Change every instance of "Tagihan Untuk" to "Bill To" in the lines below, leaving everything else as it is. Do not include the pictures in your answer.

* START Records for this task *

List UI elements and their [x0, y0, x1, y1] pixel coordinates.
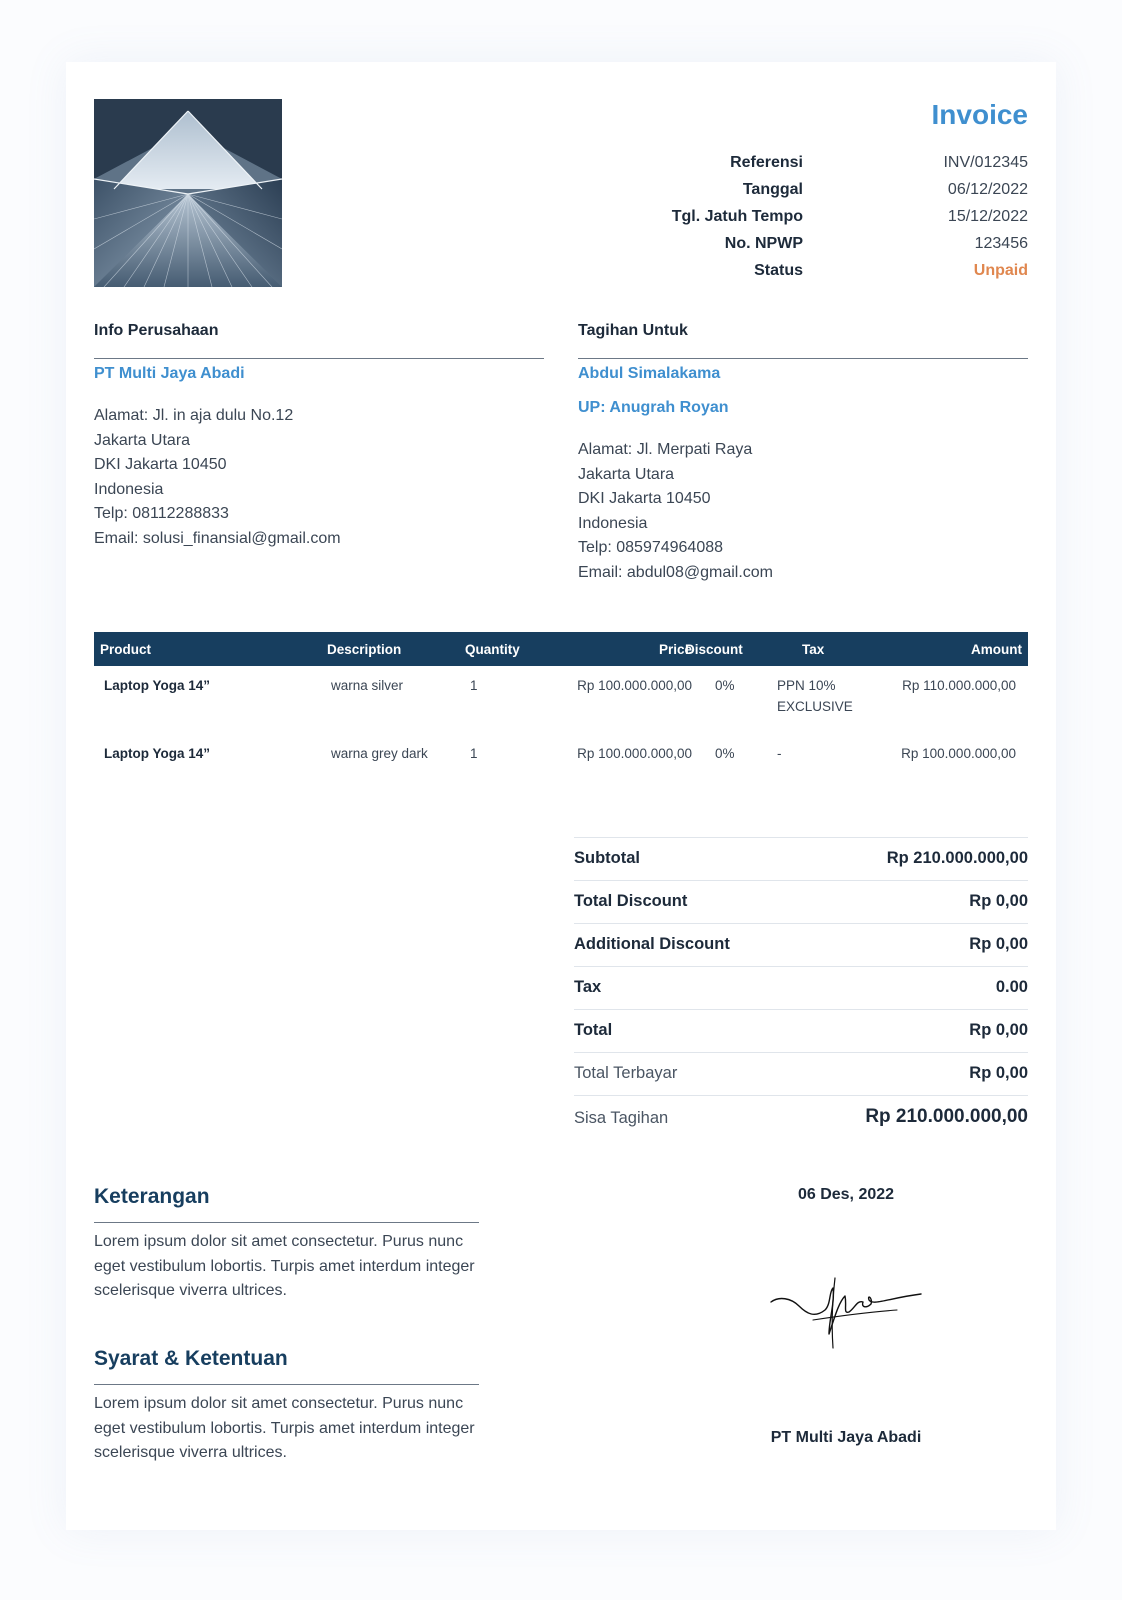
column-header-description: Description [327, 642, 402, 657]
items-table-header [94, 632, 1028, 666]
address-line: Indonesia [94, 480, 164, 498]
cell-price: Rp 100.000.000,00 [577, 746, 692, 761]
cell-description: warna grey dark [331, 746, 428, 761]
address-line: Jakarta Utara [578, 465, 675, 483]
tax-line: PPN 10% [777, 678, 836, 693]
summary-value: Rp 0,00 [969, 1021, 1028, 1039]
bill-to-heading: Tagihan Untuk [578, 322, 688, 339]
tax-line: EXCLUSIVE [777, 699, 853, 714]
meta-value: 06/12/2022 [947, 181, 1028, 198]
bill-to-attention: UP: Anugrah Royan [578, 399, 729, 416]
cell-discount: 0% [715, 746, 735, 761]
keterangan-title: Keterangan [94, 1185, 210, 1208]
meta-label: Tanggal [742, 181, 803, 198]
address-line: Alamat: Jl. Merpati Raya [578, 441, 753, 458]
meta-row-jatuh-tempo [588, 208, 1028, 228]
address-line: Alamat: Jl. in aja dulu No.12 [94, 407, 294, 424]
meta-row-tanggal [588, 181, 1028, 201]
cell-price: Rp 100.000.000,00 [577, 678, 692, 693]
meta-row-referensi [588, 154, 1028, 174]
cell-description: warna silver [331, 678, 404, 693]
summary-total-discount [574, 880, 1028, 924]
cell-quantity: 1 [470, 678, 478, 693]
keterangan-divider [94, 1222, 479, 1223]
summary-tax [574, 966, 1028, 1010]
cell-tax: - [777, 746, 782, 761]
summary-label: Additional Discount [574, 935, 730, 953]
signature-company: PT Multi Jaya Abadi [770, 1429, 922, 1446]
summary-value: Rp 210.000.000,00 [886, 849, 1028, 867]
summary-additional-discount [574, 923, 1028, 967]
column-header-amount: Amount [971, 642, 1022, 657]
company-logo-photo [94, 99, 282, 287]
column-header-tax: Tax [802, 642, 825, 657]
summary-value: Rp 0,00 [969, 935, 1028, 953]
syarat-divider [94, 1384, 479, 1385]
address-line: Email: solusi_finansial@gmail.com [94, 529, 341, 547]
column-header-discount: Discount [685, 642, 743, 657]
summary-total-terbayar [574, 1052, 1028, 1096]
syarat-body: Lorem ipsum dolor sit amet consectetur. Purus nunc eget vestibulum lobortis. Turpis amet interdum integer scelerisque viverra ultrices. [94, 1395, 475, 1462]
table-row [94, 746, 1028, 776]
keterangan-body: Lorem ipsum dolor sit amet consectetur. Purus nunc eget vestibulum lobortis. Turpis amet interdum integer scelerisque viverra ultrices. [94, 1233, 475, 1300]
address-line: Jakarta Utara [94, 431, 191, 449]
summary-label: Tax [574, 978, 602, 996]
cell-amount: Rp 110.000.000,00 [902, 678, 1016, 693]
summary-label: Total [574, 1021, 613, 1039]
address-line: Indonesia [578, 514, 648, 532]
company-name: PT Multi Jaya Abadi [94, 365, 245, 382]
syarat-title: Syarat & Ketentuan [94, 1347, 288, 1370]
summary-total [574, 1009, 1028, 1053]
meta-row-status [588, 262, 1028, 282]
company-info-heading: Info Perusahaan [94, 322, 219, 339]
address-line: Telp: 085974964088 [578, 539, 724, 557]
building-photo-icon [94, 99, 282, 287]
address-line: Email: abdul08@gmail.com [578, 563, 773, 581]
meta-label: Tgl. Jatuh Tempo [671, 208, 803, 225]
summary-label: Sisa Tagihan [574, 1109, 669, 1127]
summary-subtotal [574, 837, 1028, 881]
meta-label: Status [754, 262, 803, 279]
cell-product: Laptop Yoga 14” [104, 746, 211, 761]
company-info-divider [94, 358, 544, 359]
column-header-price: Price [658, 642, 692, 657]
summary-sisa-tagihan [574, 1095, 1028, 1142]
summary-label: Subtotal [574, 849, 640, 867]
bill-to-divider [578, 358, 1028, 359]
meta-label: Referensi [730, 154, 803, 171]
summary-value: Rp 210.000.000,00 [865, 1106, 1028, 1127]
meta-row-npwp [588, 235, 1028, 255]
address-line: DKI Jakarta 10450 [578, 490, 711, 508]
address-line: Telp: 08112288833 [94, 505, 229, 523]
address-line: DKI Jakarta 10450 [94, 456, 227, 474]
summary-value: 0.00 [995, 978, 1028, 996]
meta-label: No. NPWP [724, 235, 803, 252]
signature-date: 06 Des, 2022 [797, 1186, 895, 1203]
column-header-quantity: Quantity [465, 642, 520, 657]
status-badge: Unpaid [973, 262, 1028, 279]
bill-to-name: Abdul Simalakama [578, 365, 721, 382]
summary-value: Rp 0,00 [969, 1064, 1028, 1082]
company-address [94, 404, 341, 552]
meta-value: INV/012345 [943, 154, 1028, 171]
summary-value: Rp 0,00 [969, 892, 1028, 910]
summary-label: Total Discount [574, 892, 688, 910]
bill-to-address [578, 438, 773, 586]
signature-icon [769, 1272, 923, 1350]
cell-tax [777, 675, 853, 717]
summary-label: Total Terbayar [574, 1064, 678, 1082]
meta-value: 15/12/2022 [947, 208, 1028, 225]
table-row [94, 678, 1028, 738]
cell-amount: Rp 100.000.000,00 [901, 746, 1016, 761]
cell-discount: 0% [715, 678, 735, 693]
column-header-product: Product [100, 642, 152, 657]
cell-quantity: 1 [470, 746, 478, 761]
cell-product: Laptop Yoga 14” [104, 678, 211, 693]
invoice-page [66, 62, 1056, 1530]
meta-value: 123456 [974, 235, 1028, 252]
invoice-title: Invoice [931, 99, 1028, 130]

* END Records for this task *

Reply to the exercise
List UI elements and their [x0, y0, x1, y1] pixel coordinates.
column-header-description: Description [327, 642, 402, 657]
items-table-header [94, 632, 1028, 666]
address-line: Indonesia [94, 480, 164, 498]
cell-price: Rp 100.000.000,00 [577, 746, 692, 761]
cell-description: warna grey dark [331, 746, 428, 761]
address-line: Jakarta Utara [578, 465, 675, 483]
tax-line: PPN 10% [777, 678, 836, 693]
summary-value: Rp 0,00 [969, 1021, 1028, 1039]
bill-to-heading: Bill To [578, 322, 688, 339]
tax-line: EXCLUSIVE [777, 699, 853, 714]
meta-value: 06/12/2022 [947, 181, 1028, 198]
bill-to-attention: UP: Anugrah Royan [578, 399, 729, 416]
cell-discount: 0% [715, 746, 735, 761]
keterangan-title: Keterangan [94, 1185, 210, 1208]
meta-label: Tanggal [742, 181, 803, 198]
address-line: Alamat: Jl. Merpati Raya [578, 441, 753, 458]
meta-row-jatuh-tempo [588, 208, 1028, 228]
address-line: Alamat: Jl. in aja dulu No.12 [94, 407, 294, 424]
meta-row-tanggal [588, 181, 1028, 201]
cell-price: Rp 100.000.000,00 [577, 678, 692, 693]
meta-row-referensi [588, 154, 1028, 174]
cell-description: warna silver [331, 678, 404, 693]
summary-total-discount [574, 880, 1028, 924]
cell-quantity: 1 [470, 678, 478, 693]
keterangan-divider [94, 1222, 479, 1223]
summary-tax [574, 966, 1028, 1010]
cell-tax: - [777, 746, 782, 761]
summary-label: Additional Discount [574, 935, 730, 953]
signature-company: PT Multi Jaya Abadi [770, 1429, 922, 1446]
summary-value: Rp 210.000.000,00 [886, 849, 1028, 867]
summary-additional-discount [574, 923, 1028, 967]
column-header-amount: Amount [971, 642, 1022, 657]
company-logo-photo [94, 99, 282, 287]
column-header-tax: Tax [802, 642, 825, 657]
summary-value: Rp 0,00 [969, 935, 1028, 953]
syarat-divider [94, 1384, 479, 1385]
address-line: Email: solusi_finansial@gmail.com [94, 529, 341, 547]
column-header-discount: Discount [685, 642, 743, 657]
summary-total-terbayar [574, 1052, 1028, 1096]
syarat-body: Lorem ipsum dolor sit amet consectetur. Purus nunc eget vestibulum lobortis. Turpis amet interdum integer scelerisque viverra ultrices. [94, 1395, 475, 1462]
table-row [94, 746, 1028, 776]
keterangan-body: Lorem ipsum dolor sit amet consectetur. Purus nunc eget vestibulum lobortis. Turpis amet interdum integer scelerisque viverra ultrices. [94, 1233, 475, 1300]
address-line: Jakarta Utara [94, 431, 191, 449]
summary-label: Tax [574, 978, 602, 996]
cell-amount: Rp 110.000.000,00 [902, 678, 1016, 693]
summary-label: Total [574, 1021, 613, 1039]
address-line: Indonesia [578, 514, 648, 532]
company-name: PT Multi Jaya Abadi [94, 365, 245, 382]
syarat-title: Syarat & Ketentuan [94, 1347, 288, 1370]
summary-total [574, 1009, 1028, 1053]
meta-row-status [588, 262, 1028, 282]
company-info-heading: Info Perusahaan [94, 322, 219, 339]
address-line: Telp: 085974964088 [578, 539, 724, 557]
building-photo-icon [94, 99, 282, 287]
address-line: Email: abdul08@gmail.com [578, 563, 773, 581]
meta-label: Tgl. Jatuh Tempo [671, 208, 803, 225]
summary-label: Sisa Tagihan [574, 1109, 669, 1127]
summary-subtotal [574, 837, 1028, 881]
meta-label: Status [754, 262, 803, 279]
cell-product: Laptop Yoga 14” [104, 746, 211, 761]
company-info-divider [94, 358, 544, 359]
column-header-price: Price [658, 642, 692, 657]
summary-sisa-tagihan [574, 1095, 1028, 1142]
summary-label: Subtotal [574, 849, 640, 867]
bill-to-divider [578, 358, 1028, 359]
meta-label: Referensi [730, 154, 803, 171]
summary-value: Rp 210.000.000,00 [865, 1106, 1028, 1127]
meta-row-npwp [588, 235, 1028, 255]
address-line: DKI Jakarta 10450 [578, 490, 711, 508]
address-line: Telp: 08112288833 [94, 505, 229, 523]
address-line: DKI Jakarta 10450 [94, 456, 227, 474]
summary-value: 0.00 [995, 978, 1028, 996]
meta-label: No. NPWP [724, 235, 803, 252]
signature-date: 06 Des, 2022 [797, 1186, 895, 1203]
column-header-quantity: Quantity [465, 642, 520, 657]
status-badge: Unpaid [973, 262, 1028, 279]
bill-to-name: Abdul Simalakama [578, 365, 721, 382]
summary-value: Rp 0,00 [969, 1064, 1028, 1082]
company-address [94, 404, 341, 552]
meta-value: INV/012345 [943, 154, 1028, 171]
summary-value: Rp 0,00 [969, 892, 1028, 910]
summary-label: Total Discount [574, 892, 688, 910]
bill-to-address [578, 438, 773, 586]
signature-icon [769, 1272, 923, 1350]
cell-tax [777, 675, 853, 717]
summary-label: Total Terbayar [574, 1064, 678, 1082]
meta-value: 15/12/2022 [947, 208, 1028, 225]
table-row [94, 678, 1028, 738]
cell-amount: Rp 100.000.000,00 [901, 746, 1016, 761]
cell-discount: 0% [715, 678, 735, 693]
column-header-product: Product [100, 642, 152, 657]
cell-quantity: 1 [470, 746, 478, 761]
cell-product: Laptop Yoga 14” [104, 678, 211, 693]
invoice-page [66, 62, 1056, 1530]
meta-value: 123456 [974, 235, 1028, 252]
invoice-title: Invoice [931, 99, 1028, 130]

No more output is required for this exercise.